**YOUR INSTRUCTIONS**
Below is a set of records. Repeat them verbatim without the pictures.

**Stored items**

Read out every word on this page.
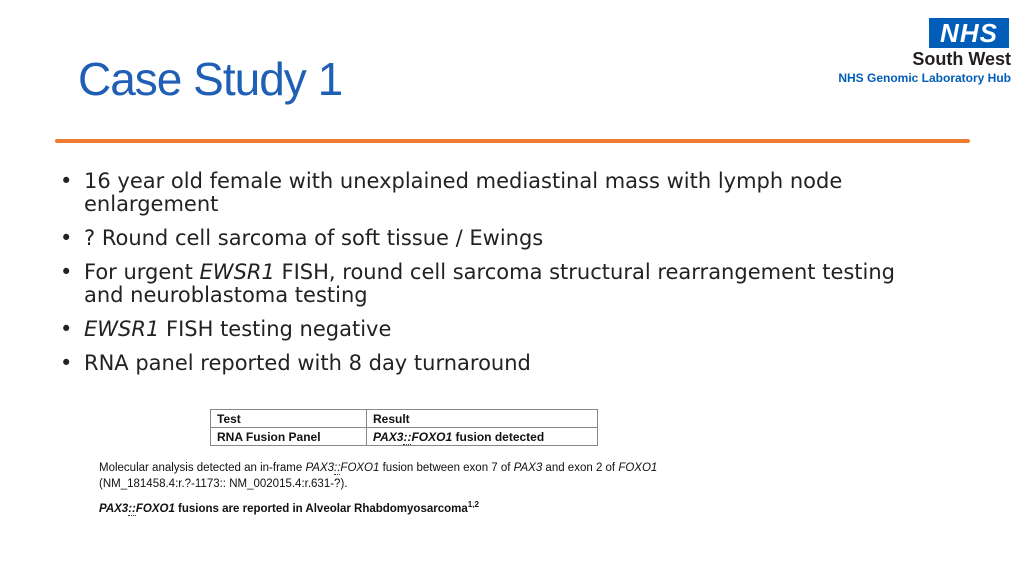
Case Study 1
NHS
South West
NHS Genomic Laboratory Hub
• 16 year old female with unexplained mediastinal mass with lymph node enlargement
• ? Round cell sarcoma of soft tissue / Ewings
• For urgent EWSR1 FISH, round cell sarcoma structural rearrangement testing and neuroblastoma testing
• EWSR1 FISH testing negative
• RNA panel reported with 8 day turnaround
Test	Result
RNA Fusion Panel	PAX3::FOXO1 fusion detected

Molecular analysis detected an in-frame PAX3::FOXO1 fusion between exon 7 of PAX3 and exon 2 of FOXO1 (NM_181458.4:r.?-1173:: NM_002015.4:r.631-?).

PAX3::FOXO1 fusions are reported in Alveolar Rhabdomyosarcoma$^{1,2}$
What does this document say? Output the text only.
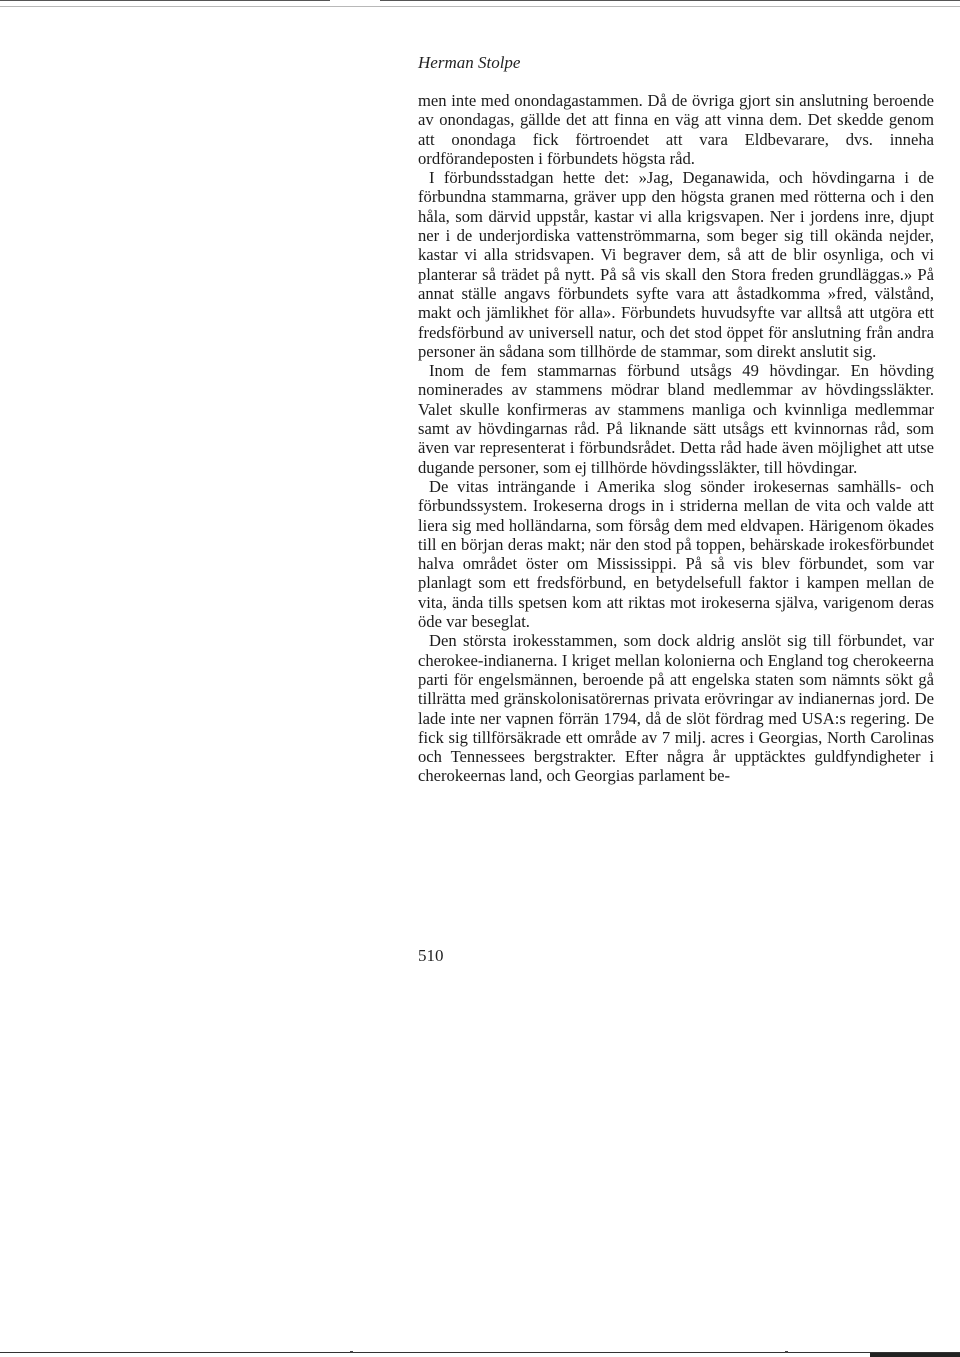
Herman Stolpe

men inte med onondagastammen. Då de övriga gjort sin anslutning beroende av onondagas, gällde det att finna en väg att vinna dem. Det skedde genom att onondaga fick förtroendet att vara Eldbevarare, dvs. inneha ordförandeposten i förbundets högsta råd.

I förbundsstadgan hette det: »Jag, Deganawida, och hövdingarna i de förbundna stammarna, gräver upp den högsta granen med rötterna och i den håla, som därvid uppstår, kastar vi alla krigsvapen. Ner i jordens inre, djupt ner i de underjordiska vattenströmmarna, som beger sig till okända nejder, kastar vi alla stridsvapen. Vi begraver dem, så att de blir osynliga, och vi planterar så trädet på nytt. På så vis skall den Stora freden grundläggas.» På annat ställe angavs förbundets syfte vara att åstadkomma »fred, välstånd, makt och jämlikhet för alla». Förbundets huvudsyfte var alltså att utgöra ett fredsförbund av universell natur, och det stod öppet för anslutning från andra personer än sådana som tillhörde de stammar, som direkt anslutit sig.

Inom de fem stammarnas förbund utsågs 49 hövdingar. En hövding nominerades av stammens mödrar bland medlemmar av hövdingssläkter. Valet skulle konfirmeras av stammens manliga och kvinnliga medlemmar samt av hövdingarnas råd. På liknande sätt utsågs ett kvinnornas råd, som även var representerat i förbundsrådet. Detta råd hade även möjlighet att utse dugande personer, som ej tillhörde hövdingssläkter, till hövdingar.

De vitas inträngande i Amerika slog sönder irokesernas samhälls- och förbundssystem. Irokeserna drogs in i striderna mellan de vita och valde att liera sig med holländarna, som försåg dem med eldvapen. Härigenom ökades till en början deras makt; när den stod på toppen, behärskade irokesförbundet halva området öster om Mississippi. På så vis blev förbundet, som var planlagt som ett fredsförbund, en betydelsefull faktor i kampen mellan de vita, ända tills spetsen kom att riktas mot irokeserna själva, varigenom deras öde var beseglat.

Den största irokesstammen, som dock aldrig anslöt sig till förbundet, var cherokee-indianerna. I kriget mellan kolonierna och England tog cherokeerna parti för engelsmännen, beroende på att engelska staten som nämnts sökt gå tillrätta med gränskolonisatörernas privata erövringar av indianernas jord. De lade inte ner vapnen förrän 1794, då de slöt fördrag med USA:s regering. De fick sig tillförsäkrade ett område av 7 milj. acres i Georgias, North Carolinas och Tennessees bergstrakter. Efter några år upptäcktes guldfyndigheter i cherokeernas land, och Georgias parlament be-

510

**ANSWER TO THE PROBLEM**
Read out every word on this page.
Case Study 1
NHS
South West
NHS Genomic Laboratory Hub
• 16 year old female with unexplained mediastinal mass with lymph node enlargement
• ? Round cell sarcoma of soft tissue / Ewings
• For urgent EWSR1 FISH, round cell sarcoma structural rearrangement testing and neuroblastoma testing
• EWSR1 FISH testing negative
• RNA panel reported with 8 day turnaround
Test	Result
RNA Fusion Panel	PAX3::FOXO1 fusion detected

Molecular analysis detected an in-frame PAX3::FOXO1 fusion between exon 7 of PAX3 and exon 2 of FOXO1 (NM_181458.4:r.?-1173:: NM_002015.4:r.631-?).

PAX3::FOXO1 fusions are reported in Alveolar Rhabdomyosarcoma$^{1,2}$
What does this document say? Output the text only.
Herman Stolpe

men inte med onondagastammen. Då de övriga gjort sin anslutning beroende av onondagas, gällde det att finna en väg att vinna dem. Det skedde genom att onondaga fick förtroendet att vara Eldbevarare, dvs. inneha ordförandeposten i förbundets högsta råd.

I förbundsstadgan hette det: »Jag, Deganawida, och hövdingarna i de förbundna stammarna, gräver upp den högsta granen med rötterna och i den håla, som därvid uppstår, kastar vi alla krigsvapen. Ner i jordens inre, djupt ner i de underjordiska vattenströmmarna, som beger sig till okända nejder, kastar vi alla stridsvapen. Vi begraver dem, så att de blir osynliga, och vi planterar så trädet på nytt. På så vis skall den Stora freden grundläggas.» På annat ställe angavs förbundets syfte vara att åstadkomma »fred, välstånd, makt och jämlikhet för alla». Förbundets huvudsyfte var alltså att utgöra ett fredsförbund av universell natur, och det stod öppet för anslutning från andra personer än sådana som tillhörde de stammar, som direkt anslutit sig.

Inom de fem stammarnas förbund utsågs 49 hövdingar. En hövding nominerades av stammens mödrar bland medlemmar av hövdingssläkter. Valet skulle konfirmeras av stammens manliga och kvinnliga medlemmar samt av hövdingarnas råd. På liknande sätt utsågs ett kvinnornas råd, som även var representerat i förbundsrådet. Detta råd hade även möjlighet att utse dugande personer, som ej tillhörde hövdingssläkter, till hövdingar.

De vitas inträngande i Amerika slog sönder irokesernas samhälls- och förbundssystem. Irokeserna drogs in i striderna mellan de vita och valde att liera sig med holländarna, som försåg dem med eldvapen. Härigenom ökades till en början deras makt; när den stod på toppen, behärskade irokesförbundet halva området öster om Mississippi. På så vis blev förbundet, som var planlagt som ett fredsförbund, en betydelsefull faktor i kampen mellan de vita, ända tills spetsen kom att riktas mot irokeserna själva, varigenom deras öde var beseglat.

Den största irokesstammen, som dock aldrig anslöt sig till förbundet, var cherokee-indianerna. I kriget mellan kolonierna och England tog cherokeerna parti för engelsmännen, beroende på att engelska staten som nämnts sökt gå tillrätta med gränskolonisatörernas privata erövringar av indianernas jord. De lade inte ner vapnen förrän 1794, då de slöt fördrag med USA:s regering. De fick sig tillförsäkrade ett område av 7 milj. acres i Georgias, North Carolinas och Tennessees bergstrakter. Efter några år upptäcktes guldfyndigheter i cherokeernas land, och Georgias parlament be-

510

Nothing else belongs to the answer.